Moradores põem 140 horas de vídeos na web

Desde grande incêndio, em 2012, quase tudo de relevante que aconteceu em comunidade entrou em videodocumentário

Diego Zanchetta, O Estado de S.Paulo

14 Dezembro 2014 | 02h03

Em 14 meses, desde o incêndio que destruiu mais de 300 barracos em 17 de setembro de 2012 e deixou um morto na Favela do Moinho, na região central, quase tudo o que aconteceu de relevante na ocupação foi registrado em mais de 140 horas de vídeos divulgados na internet.

Os moradores ainda esperam pelas obras de reurbanização prometidas pelo prefeito Fernando Haddad (PT), na campanha eleitoral. Ele chegou a dizer, no fim de outubro, que órgãos acionados pela Prefeitura e equipes da Secretaria Municipal de Habitação (Sehab) foram impedidos de entrar na ocupação ao longo deste ano.

Com vídeos de encontros com representantes da Sehab realizados neste ano na favela e exibidos na internet, os moradores dizem que a afirmação é falsa. "Muitas ONGs estão aqui dentro. Temos um projeto da Secretaria Municipal de Cultura. Por que só o prefeito não consegue entrar aqui?", pergunta Alessandra Moja, de 30 anos, líder comunitária e moradora da favela. "Na verdade, essa acusação é mais uma tentativa de fazer a favela minguar aos poucos, na medida em que nenhum serviço público chega aqui", afirma.

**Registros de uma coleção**
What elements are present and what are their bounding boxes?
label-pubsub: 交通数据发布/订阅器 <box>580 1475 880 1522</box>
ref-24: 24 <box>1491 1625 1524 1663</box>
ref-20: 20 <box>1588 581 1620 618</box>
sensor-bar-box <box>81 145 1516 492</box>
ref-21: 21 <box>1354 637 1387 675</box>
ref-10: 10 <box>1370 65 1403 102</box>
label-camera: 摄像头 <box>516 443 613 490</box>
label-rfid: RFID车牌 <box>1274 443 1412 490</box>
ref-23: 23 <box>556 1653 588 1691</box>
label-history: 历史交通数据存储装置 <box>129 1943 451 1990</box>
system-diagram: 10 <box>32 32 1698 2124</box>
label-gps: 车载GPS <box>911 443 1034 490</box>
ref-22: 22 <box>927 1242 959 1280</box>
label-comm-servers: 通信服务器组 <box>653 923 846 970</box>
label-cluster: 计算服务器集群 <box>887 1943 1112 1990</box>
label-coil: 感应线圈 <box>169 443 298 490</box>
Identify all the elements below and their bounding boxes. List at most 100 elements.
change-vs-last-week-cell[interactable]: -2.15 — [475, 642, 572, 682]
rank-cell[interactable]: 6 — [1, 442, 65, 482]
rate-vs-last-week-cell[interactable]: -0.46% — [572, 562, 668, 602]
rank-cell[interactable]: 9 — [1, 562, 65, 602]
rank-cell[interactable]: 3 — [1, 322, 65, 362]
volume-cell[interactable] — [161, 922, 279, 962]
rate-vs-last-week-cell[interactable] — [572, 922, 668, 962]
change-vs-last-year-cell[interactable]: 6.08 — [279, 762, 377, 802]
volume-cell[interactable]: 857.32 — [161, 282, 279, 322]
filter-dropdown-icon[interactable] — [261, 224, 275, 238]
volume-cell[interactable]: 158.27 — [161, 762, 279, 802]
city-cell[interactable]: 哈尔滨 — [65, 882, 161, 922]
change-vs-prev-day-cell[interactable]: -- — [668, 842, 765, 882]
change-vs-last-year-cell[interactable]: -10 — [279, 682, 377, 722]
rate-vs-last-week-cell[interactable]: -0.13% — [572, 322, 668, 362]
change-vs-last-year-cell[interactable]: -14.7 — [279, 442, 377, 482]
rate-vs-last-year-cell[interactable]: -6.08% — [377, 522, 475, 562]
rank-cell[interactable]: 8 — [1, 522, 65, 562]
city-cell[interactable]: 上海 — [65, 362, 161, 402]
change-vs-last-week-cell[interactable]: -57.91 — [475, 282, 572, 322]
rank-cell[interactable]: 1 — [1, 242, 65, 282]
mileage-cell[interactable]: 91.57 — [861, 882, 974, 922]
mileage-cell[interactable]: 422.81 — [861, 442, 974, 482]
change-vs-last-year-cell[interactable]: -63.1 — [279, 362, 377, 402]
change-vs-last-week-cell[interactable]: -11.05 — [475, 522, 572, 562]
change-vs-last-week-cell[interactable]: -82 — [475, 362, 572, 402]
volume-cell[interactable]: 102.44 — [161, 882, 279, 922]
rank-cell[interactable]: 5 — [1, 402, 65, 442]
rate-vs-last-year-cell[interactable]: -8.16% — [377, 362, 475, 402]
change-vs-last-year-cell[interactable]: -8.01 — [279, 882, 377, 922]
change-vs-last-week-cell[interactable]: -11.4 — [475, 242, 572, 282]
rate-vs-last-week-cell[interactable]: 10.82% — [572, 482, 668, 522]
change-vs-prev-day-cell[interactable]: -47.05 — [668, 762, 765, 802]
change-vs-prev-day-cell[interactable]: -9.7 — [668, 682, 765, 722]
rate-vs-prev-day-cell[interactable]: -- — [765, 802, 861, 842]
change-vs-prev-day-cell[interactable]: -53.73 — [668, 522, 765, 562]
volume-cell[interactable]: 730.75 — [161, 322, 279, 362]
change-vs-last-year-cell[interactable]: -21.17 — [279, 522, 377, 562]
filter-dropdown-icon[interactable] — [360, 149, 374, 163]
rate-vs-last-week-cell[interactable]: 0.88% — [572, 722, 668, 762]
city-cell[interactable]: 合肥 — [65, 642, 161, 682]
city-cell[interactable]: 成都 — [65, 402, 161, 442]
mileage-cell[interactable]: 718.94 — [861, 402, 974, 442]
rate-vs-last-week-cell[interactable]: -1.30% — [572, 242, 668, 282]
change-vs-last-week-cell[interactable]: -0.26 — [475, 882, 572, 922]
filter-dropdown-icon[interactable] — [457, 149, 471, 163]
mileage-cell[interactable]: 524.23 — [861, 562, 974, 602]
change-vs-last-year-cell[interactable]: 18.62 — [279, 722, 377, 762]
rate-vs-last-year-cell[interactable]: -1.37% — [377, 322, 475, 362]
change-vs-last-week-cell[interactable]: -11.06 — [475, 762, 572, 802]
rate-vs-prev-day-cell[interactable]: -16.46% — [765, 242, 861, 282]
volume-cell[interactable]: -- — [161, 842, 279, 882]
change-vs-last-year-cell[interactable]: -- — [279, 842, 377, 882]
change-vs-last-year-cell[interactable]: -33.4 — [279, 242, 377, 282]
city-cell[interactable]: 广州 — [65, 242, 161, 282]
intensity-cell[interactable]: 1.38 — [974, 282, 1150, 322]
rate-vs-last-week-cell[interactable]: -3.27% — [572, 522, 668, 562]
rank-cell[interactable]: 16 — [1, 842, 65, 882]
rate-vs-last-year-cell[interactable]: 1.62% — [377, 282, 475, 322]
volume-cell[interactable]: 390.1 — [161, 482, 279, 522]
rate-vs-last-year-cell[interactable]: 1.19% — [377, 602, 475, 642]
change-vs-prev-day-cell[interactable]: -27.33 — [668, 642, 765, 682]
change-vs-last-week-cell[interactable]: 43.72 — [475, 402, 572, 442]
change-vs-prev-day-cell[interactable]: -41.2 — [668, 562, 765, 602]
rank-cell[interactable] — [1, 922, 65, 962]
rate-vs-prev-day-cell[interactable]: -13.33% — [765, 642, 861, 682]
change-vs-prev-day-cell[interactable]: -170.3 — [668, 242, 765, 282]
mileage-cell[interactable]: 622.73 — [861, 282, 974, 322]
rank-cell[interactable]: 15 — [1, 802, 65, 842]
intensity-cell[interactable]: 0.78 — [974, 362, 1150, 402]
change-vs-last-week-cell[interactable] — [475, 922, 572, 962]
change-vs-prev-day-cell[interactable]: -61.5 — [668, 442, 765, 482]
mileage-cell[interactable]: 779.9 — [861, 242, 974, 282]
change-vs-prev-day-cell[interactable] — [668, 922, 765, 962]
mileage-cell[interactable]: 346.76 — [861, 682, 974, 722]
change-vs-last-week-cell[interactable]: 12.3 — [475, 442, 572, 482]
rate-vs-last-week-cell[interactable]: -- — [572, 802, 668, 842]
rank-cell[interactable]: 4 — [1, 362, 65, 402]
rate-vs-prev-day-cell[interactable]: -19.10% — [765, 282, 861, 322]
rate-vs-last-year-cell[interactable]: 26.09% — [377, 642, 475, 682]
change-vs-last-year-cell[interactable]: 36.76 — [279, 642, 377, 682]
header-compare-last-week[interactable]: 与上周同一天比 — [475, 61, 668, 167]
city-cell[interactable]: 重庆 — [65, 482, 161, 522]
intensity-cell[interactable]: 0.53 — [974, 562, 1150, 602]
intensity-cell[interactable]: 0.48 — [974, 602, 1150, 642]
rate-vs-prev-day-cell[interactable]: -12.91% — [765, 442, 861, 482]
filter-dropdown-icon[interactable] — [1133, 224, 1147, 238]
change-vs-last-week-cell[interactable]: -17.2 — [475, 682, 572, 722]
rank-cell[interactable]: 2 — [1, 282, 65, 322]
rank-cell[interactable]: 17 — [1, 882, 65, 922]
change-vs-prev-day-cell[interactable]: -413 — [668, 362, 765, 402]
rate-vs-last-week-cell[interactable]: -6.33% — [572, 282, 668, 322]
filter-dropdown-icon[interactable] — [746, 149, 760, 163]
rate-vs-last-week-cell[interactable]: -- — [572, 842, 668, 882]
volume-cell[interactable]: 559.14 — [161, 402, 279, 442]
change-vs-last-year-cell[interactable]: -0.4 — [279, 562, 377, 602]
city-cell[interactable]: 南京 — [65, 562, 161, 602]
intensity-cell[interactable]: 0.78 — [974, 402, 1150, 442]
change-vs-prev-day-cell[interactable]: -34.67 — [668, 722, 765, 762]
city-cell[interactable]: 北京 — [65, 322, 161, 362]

**Conjunto de tarefas**
1) Reescreva tudo o que vai de "Em 14 meses, desde" até "longo deste ano." na reportagem sobre a Favela do Moinho, trocando "ocupação" por "comunidade".
2) Segundo a reportagem sobre a Favela do Moinho, quantos barracos o incêndio de 17 de setembro de 2012 destruiu?
3) Por favor, continue a reportagem sobre a Favela do Moinho a partir do ponto em que ela termina.
Os registros não são necessários para realizar as tarefas.

**Resultados das tarefas**
1)
Em 14 meses, desde o incêndio que destruiu mais de 300 barracos em 17 de setembro de 2012 e deixou um morto na Favela do Moinho, na região central, quase tudo o que aconteceu de relevante na comunidade foi registrado em mais de 140 horas de vídeos divulgados na internet.

Os moradores ainda esperam pelas obras de reurbanização prometidas pelo prefeito Fernando Haddad (PT), na campanha eleitoral. Ele chegou a dizer, no fim de outubro, que órgãos acionados pela Prefeitura e equipes da Secretaria Municipal de Habitação (Sehab) foram impedidos de entrar na comunidade ao longo deste ano.

2) Mais de 300 barracos.

3)
Documentário. Audiências com técnicos da Sehab e até áudios de ligações telefônicas de agentes da Secretaria Municipal de Assistência e Desenvolvimento Social foram gravados nos últimos nove meses. Os moradores da favela também fizeram três protestos ao longo deste ano, todos filmados. "Estamos preparando também um documentário com as cenas dos abusos feitos pela polícia aqui dentro. A tentativa diária aqui é nos intimidar, para forçar a expulsão das famílias", diz Alessandra.

Procurada, a Prefeitura informou que está "em tratativas com as concessionárias (Sabesp e AES Eletropaulo) e vai realizar visita conjunta" à favela. A reportagem apurou que Haddad, pressionado por lideranças da ocupação em recentes agendas públicas, deve visitar a Favela do Moinho antes do Natal.

Hoje, cerca de 500 famílias moram na área. Outras 362 famílias que deixaram a ocupação recebem bolsa-aluguel da Prefeitura, de R$ 450 mensais - elas aguardam a conclusão de um conjunto habitacional ao lado da Ponte dos Remédios, previsto para maio de 2015.